What is required = Please arrange every line of the records below as a numbered list, dropping any blank lines. Leave the pictures out of your answer.

<<<<

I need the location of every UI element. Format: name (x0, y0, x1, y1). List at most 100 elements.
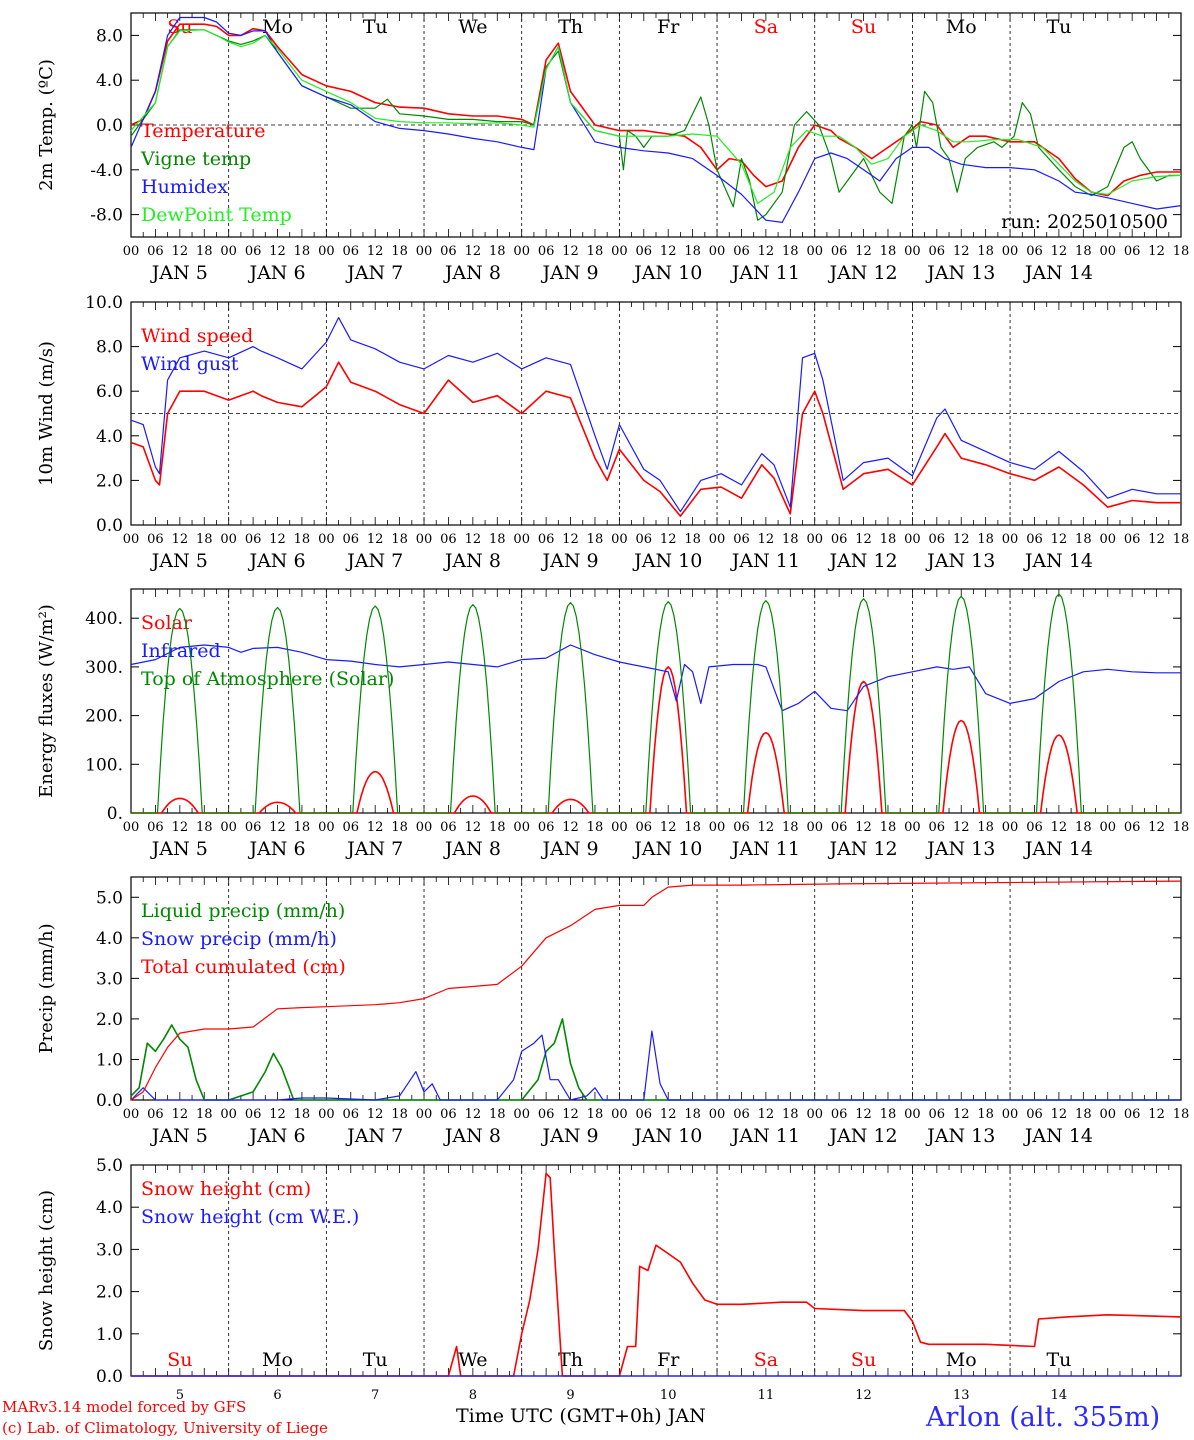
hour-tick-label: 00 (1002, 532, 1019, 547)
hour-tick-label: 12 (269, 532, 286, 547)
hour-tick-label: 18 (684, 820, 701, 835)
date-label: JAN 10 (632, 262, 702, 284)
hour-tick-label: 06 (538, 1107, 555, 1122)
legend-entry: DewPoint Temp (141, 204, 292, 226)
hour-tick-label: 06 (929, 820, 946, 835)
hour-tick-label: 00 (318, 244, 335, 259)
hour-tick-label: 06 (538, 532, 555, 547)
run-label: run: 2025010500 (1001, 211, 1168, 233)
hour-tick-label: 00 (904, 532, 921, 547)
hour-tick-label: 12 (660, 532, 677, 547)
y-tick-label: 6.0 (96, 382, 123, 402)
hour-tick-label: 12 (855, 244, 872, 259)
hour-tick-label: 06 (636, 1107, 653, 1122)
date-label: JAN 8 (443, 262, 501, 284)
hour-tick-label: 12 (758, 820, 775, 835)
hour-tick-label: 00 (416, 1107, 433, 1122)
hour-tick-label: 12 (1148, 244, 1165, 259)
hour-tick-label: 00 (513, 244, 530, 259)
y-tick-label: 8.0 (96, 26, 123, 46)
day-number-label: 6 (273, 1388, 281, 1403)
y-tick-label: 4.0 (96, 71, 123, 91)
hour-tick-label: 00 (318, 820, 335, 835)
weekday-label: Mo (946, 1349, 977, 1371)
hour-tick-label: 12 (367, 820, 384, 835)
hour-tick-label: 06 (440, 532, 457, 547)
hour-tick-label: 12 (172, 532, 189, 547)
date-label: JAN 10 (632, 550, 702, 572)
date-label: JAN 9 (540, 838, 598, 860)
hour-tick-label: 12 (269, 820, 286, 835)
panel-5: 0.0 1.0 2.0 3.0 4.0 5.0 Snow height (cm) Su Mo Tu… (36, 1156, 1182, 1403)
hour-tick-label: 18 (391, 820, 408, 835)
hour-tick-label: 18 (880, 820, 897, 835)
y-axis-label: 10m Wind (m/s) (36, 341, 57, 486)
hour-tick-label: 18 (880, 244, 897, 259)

>>>>

Right answer =
1. I need the location of every UI element. Format: name (x0, y0, x1, y1). List at most 100 elements.
2. hour-tick-label: 00 (1002, 532, 1019, 547)
3. hour-tick-label: 12 (269, 532, 286, 547)
4. hour-tick-label: 18 (684, 820, 701, 835)
5. date-label: JAN 10 (632, 262, 702, 284)
6. hour-tick-label: 06 (538, 1107, 555, 1122)
7. legend-entry: DewPoint Temp (141, 204, 292, 226)
8. hour-tick-label: 06 (929, 820, 946, 835)
9. hour-tick-label: 00 (318, 244, 335, 259)
10. hour-tick-label: 06 (538, 532, 555, 547)
11. run-label: run: 2025010500 (1001, 211, 1168, 233)
12. hour-tick-label: 00 (904, 532, 921, 547)
13. hour-tick-label: 12 (660, 532, 677, 547)
14. y-tick-label: 6.0 (96, 382, 123, 402)
15. hour-tick-label: 12 (855, 244, 872, 259)
16. hour-tick-label: 06 (636, 1107, 653, 1122)
17. date-label: JAN 8 (443, 262, 501, 284)
18. hour-tick-label: 12 (758, 820, 775, 835)
19. hour-tick-label: 00 (416, 1107, 433, 1122)
20. hour-tick-label: 12 (1148, 244, 1165, 259)
21. hour-tick-label: 00 (513, 244, 530, 259)
22. y-tick-label: 8.0 (96, 26, 123, 46)
23. day-number-label: 6 (273, 1388, 281, 1403)
24. y-tick-label: 4.0 (96, 71, 123, 91)
25. hour-tick-label: 00 (318, 820, 335, 835)
26. weekday-label: Mo (946, 1349, 977, 1371)
27. hour-tick-label: 12 (367, 820, 384, 835)
28. hour-tick-label: 06 (440, 532, 457, 547)
29. hour-tick-label: 12 (172, 532, 189, 547)
30. date-label: JAN 10 (632, 550, 702, 572)
31. date-label: JAN 9 (540, 838, 598, 860)
32. hour-tick-label: 12 (269, 820, 286, 835)
33. panel-5: 0.0 1.0 2.0 3.0 4.0 5.0 Snow height (cm) Su Mo Tu… (36, 1156, 1182, 1403)
34. hour-tick-label: 18 (391, 820, 408, 835)
35. hour-tick-label: 18 (880, 820, 897, 835)
36. y-axis-label: 10m Wind (m/s) (36, 341, 57, 486)
37. hour-tick-label: 18 (880, 244, 897, 259)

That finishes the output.